## What to work on:
Reproduce, without any change, the portion of the skin health article that begins at the words "Beauty is more" and stops after "in the mirror.".

## Text section:
Posts tagged "health"
Beauty is more than skin deep, and we’re not just talking about having a congenial personality. “Our skin can reflect what’s going on inside our body,” says dermatologist Anne Chapas, M.D., of Union Square Laser Dermatology in New York City. ” As part of the immune system, the skin defends against environmental factors. But when your body is fighting an ailment, it can get overwhelmed and things like acne and redness can show up.” Here, how to read the signs in the mirror.
The cause: Hormonal imbalance
There’s a reason many women have breakouts on their chin right before their period: That part of the face is particularly sensitive to rises in progesterone and testosterone. Many women simply experience mild acne, but if your breakouts tend to be more severe or painful and are no match for OTC treatments, it’s time to see your ob-gyn.
“Deep, cystic acne on the chin or along the jaw line can be a sign of underlying polycystic ovary syndrome [PCOS] and other types of hormonal abnormalities,” says Chapas. Left untreated, the condition can increase your risk for diabetes and infertility.
Get healthy: For certain patients, going on birth control pills is an effective way to balance hormone levels and clear up skin. (The pill is also very effective for treating symptoms of PCOS.) If you prefer a nonhormonal option, ask your M.D. about spironolactone, a prescription med that blocks testosterone receptors, thus preventing the skin’s oil glands from going into overdrive in some patients. Skipping dessert can help too, since extra insulin stimulates the hormone production linked to breakouts. “Some studies show that eliminating processed sugars and sticking to whole grains, fruits, and vegetables may also mitigate the hormonal stimuli that can lead to acne,” adds Chapas.
Dark Under-Eye Circles and Puffiness
The cause: Allergies
Chronic allergies dilate blood vessels and can cause them to leak, which creates puffiness and that telltale dark purple-blue hue. “Many people don’t even realize they’re suffering from allergies. They come in wanting a professional dermatologic fix because they think it’s too early or late in the season for pollen, or they’ve never had a problem before,” explains Ranella Hirsch, M.D., a Boston dermatologist and past president of the American Society of Cosmetic Dermatology and Aesthetic Surgery.
And because allergens also trigger the release of histamine, a chemical that contributes to the puffiness and can make eyes itchy and runny, you rub your eyes. A lot. Which only makes the swelling and discoloration worse. “By irritating the thin skin around your eyes, you may even create more leaky capillaries,” says Hirsch.
Get healthy: If the symptoms are new and you haven’t been keeping unusually late nights, try an over-the-counter antihistamine like Allegra or Zyrtec. Taking the medicine as directed should lessen the irritation in a few weeks. If that doesn’t give you any relief and you’re unsure of the culprit, see your doctor so she can pinpoint the cause and zero in on the best treatment.
Redness and Blotchiness
The cause: Stress, a digestive disorder, or lupus
Red blotches that come and go on the face and neck can be stress-related; they can be triggered by fluctuations in stress hormones, says Hirsch. Rosacea, clusters of tiny pimple-like red bumps, can be a sign of digestive ailments.

(Saved data entries)

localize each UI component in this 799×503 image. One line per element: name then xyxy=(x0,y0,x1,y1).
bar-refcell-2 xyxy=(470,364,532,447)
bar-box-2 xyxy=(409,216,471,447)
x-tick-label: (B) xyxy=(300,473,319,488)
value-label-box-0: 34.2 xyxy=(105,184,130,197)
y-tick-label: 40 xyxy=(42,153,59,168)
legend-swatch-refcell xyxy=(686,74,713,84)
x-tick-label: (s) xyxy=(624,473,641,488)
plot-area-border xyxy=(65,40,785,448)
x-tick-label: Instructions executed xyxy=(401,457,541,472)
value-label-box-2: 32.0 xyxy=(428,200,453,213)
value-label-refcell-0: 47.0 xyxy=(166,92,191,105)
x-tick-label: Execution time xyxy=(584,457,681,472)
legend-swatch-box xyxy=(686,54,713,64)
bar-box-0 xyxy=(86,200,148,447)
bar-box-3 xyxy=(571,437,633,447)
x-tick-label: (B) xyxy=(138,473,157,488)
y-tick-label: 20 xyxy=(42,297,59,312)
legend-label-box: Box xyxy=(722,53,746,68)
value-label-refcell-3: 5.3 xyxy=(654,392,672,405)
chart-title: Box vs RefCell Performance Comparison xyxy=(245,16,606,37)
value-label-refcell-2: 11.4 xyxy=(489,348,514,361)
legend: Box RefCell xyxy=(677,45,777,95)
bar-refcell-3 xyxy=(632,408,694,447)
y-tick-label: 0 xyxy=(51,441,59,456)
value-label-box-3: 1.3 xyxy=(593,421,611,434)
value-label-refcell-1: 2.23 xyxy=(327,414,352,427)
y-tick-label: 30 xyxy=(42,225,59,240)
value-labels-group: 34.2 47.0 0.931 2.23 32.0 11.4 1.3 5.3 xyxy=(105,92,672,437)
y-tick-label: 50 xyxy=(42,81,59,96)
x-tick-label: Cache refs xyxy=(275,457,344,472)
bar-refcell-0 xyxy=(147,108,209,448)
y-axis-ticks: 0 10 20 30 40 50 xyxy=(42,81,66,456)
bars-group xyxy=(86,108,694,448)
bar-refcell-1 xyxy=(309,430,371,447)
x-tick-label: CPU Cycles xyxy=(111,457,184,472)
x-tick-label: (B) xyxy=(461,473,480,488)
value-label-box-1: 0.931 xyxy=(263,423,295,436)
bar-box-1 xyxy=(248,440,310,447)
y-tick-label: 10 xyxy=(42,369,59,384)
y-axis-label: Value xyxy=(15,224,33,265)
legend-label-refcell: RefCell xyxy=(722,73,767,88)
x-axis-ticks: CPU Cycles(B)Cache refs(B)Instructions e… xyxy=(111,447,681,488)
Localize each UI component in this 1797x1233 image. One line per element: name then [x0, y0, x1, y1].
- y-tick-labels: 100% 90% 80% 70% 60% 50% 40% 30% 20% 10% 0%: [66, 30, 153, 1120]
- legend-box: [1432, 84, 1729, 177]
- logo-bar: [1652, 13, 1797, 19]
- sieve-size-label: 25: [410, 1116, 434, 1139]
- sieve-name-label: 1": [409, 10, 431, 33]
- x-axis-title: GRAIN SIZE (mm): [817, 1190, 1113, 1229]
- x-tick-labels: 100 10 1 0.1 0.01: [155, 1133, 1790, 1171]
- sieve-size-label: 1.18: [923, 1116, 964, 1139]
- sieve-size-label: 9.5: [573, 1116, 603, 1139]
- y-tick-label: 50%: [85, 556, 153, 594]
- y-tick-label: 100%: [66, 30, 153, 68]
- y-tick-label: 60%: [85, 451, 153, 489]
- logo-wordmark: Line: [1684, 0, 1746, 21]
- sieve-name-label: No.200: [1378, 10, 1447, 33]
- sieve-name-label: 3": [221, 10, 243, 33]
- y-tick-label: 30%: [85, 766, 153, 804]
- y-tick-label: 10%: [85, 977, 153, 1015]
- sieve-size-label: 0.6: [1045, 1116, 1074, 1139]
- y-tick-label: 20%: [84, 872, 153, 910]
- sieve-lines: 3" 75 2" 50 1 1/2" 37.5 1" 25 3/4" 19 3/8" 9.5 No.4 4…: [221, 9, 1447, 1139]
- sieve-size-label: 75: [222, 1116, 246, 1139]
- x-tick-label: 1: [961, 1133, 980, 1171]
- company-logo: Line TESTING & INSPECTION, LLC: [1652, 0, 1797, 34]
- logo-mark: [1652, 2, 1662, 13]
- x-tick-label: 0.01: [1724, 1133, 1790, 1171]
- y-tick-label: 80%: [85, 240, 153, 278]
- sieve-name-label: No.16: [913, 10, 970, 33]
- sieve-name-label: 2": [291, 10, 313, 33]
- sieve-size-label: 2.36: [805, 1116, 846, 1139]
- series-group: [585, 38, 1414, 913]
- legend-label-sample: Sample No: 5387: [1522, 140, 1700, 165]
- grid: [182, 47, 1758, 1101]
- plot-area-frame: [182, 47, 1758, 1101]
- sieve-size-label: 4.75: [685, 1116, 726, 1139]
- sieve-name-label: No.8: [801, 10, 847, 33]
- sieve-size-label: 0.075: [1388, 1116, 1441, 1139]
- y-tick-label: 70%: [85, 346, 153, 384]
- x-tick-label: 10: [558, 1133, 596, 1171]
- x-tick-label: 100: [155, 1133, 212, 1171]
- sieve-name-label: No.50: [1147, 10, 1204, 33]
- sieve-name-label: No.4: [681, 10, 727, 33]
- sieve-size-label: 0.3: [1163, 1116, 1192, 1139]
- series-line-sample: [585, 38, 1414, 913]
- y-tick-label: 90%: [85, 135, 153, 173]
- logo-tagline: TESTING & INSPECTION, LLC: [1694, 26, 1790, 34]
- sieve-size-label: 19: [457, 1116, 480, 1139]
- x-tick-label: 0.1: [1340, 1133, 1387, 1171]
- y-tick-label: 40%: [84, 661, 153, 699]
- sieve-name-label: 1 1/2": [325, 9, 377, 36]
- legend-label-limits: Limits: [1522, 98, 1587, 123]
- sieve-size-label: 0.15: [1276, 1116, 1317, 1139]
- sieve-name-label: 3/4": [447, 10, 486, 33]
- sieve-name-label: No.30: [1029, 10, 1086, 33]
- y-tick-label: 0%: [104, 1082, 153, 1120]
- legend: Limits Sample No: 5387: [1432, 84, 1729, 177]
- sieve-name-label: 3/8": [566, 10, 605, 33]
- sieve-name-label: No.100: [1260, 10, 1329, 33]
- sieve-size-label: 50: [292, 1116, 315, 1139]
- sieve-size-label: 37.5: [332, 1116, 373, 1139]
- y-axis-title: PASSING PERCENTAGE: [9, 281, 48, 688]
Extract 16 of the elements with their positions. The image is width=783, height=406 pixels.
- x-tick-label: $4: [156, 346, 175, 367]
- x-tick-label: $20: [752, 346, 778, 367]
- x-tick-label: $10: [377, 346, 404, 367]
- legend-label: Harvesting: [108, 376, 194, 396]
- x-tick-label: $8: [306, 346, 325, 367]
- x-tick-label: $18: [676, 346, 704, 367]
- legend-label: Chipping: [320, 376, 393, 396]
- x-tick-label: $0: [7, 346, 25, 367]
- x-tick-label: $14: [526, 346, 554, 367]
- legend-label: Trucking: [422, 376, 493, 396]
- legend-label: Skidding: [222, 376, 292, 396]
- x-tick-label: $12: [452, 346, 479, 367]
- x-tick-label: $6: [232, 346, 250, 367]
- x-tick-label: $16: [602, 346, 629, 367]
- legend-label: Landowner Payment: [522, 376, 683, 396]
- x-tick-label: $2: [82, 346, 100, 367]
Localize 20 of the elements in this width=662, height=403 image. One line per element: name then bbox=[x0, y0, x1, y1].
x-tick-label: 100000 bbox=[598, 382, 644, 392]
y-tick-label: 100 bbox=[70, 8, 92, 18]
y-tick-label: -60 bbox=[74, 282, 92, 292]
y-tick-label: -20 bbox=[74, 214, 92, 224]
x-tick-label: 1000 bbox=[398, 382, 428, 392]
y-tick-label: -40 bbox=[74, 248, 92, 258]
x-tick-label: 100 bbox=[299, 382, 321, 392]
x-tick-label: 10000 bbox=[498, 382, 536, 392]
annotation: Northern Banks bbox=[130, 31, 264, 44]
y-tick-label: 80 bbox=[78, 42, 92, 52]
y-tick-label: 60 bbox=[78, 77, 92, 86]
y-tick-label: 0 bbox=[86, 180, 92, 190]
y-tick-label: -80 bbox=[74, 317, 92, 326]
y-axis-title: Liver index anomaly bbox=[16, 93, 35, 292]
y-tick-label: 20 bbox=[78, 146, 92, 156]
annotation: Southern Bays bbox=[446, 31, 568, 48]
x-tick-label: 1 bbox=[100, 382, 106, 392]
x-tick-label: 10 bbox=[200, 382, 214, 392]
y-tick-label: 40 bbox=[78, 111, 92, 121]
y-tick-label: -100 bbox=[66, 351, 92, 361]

## Response to the task:
Beauty is more than skin deep, and we’re not just talking about having a congenial personality. “Our skin can reflect what’s going on inside our body,” says dermatologist Anne Chapas, M.D., of Union Square Laser Dermatology in New York City. ” As part of the immune system, the skin defends against environmental factors. But when your body is fighting an ailment, it can get overwhelmed and things like acne and redness can show up.” Here, how to read the signs in the mirror.